* BEGIN Input data *
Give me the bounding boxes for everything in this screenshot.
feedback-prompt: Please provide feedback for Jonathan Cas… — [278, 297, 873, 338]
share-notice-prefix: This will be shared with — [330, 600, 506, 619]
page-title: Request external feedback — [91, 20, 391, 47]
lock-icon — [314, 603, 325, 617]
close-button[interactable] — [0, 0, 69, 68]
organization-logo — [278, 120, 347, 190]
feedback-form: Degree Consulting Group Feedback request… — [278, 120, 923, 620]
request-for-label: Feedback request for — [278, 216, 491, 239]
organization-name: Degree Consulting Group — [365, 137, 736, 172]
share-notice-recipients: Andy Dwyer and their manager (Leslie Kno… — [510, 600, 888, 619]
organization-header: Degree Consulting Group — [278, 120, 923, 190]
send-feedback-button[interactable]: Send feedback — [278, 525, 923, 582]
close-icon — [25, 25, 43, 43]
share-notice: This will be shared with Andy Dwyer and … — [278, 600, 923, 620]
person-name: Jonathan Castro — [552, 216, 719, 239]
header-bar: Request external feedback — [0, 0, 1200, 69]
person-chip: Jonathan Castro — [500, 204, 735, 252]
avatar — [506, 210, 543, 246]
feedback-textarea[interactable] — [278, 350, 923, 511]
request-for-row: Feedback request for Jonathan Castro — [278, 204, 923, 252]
* END Input data *
Problem description:
Change each "header" in the items above to "banner" and leave every other part of the lines as it is.

Full output:
Give me the bounding boxes for everything in this screenshot.
feedback-prompt: Please provide feedback for Jonathan Cas… — [278, 297, 873, 338]
share-notice-prefix: This will be shared with — [330, 600, 506, 619]
page-title: Request external feedback — [91, 20, 391, 47]
lock-icon — [314, 603, 325, 617]
close-button[interactable] — [0, 0, 69, 68]
organization-logo — [278, 120, 347, 190]
feedback-form: Degree Consulting Group Feedback request… — [278, 120, 923, 620]
request-for-label: Feedback request for — [278, 216, 491, 239]
organization-name: Degree Consulting Group — [365, 137, 736, 172]
share-notice-recipients: Andy Dwyer and their manager (Leslie Kno… — [510, 600, 888, 619]
organization-banner: Degree Consulting Group — [278, 120, 923, 190]
send-feedback-button[interactable]: Send feedback — [278, 525, 923, 582]
close-icon — [25, 25, 43, 43]
share-notice: This will be shared with Andy Dwyer and … — [278, 600, 923, 620]
person-name: Jonathan Castro — [552, 216, 719, 239]
banner-bar: Request external feedback — [0, 0, 1200, 69]
person-chip: Jonathan Castro — [500, 204, 735, 252]
avatar — [506, 210, 543, 246]
feedback-textarea[interactable] — [278, 350, 923, 511]
request-for-row: Feedback request for Jonathan Castro — [278, 204, 923, 252]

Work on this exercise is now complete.